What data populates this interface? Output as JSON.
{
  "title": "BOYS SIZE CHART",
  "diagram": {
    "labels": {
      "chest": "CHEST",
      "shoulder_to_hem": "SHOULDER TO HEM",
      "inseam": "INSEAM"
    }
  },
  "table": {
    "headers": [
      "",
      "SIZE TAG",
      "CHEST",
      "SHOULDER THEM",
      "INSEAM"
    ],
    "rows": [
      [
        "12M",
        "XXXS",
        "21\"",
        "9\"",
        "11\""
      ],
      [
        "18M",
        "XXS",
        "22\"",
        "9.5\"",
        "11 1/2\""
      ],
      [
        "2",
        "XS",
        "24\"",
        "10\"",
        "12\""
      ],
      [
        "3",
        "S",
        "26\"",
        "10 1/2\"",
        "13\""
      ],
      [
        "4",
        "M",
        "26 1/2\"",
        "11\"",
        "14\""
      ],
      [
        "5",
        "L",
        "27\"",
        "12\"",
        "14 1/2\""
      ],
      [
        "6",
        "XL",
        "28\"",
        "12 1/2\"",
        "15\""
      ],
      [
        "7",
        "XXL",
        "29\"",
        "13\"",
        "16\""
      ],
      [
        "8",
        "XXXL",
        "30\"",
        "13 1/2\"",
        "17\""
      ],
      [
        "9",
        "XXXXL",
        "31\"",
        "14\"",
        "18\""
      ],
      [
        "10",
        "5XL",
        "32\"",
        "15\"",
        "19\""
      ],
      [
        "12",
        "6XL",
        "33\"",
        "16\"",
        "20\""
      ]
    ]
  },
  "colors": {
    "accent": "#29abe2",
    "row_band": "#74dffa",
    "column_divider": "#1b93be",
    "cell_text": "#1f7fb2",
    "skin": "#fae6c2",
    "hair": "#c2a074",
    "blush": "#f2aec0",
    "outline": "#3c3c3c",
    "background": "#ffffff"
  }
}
++++++++++
*Problem to solve*: From the listing, copy each line containing the word "SHOULDER".

*Solution for this task*:
      "shoulder_to_hem": "SHOULDER TO HEM",
      "SHOULDER THEM",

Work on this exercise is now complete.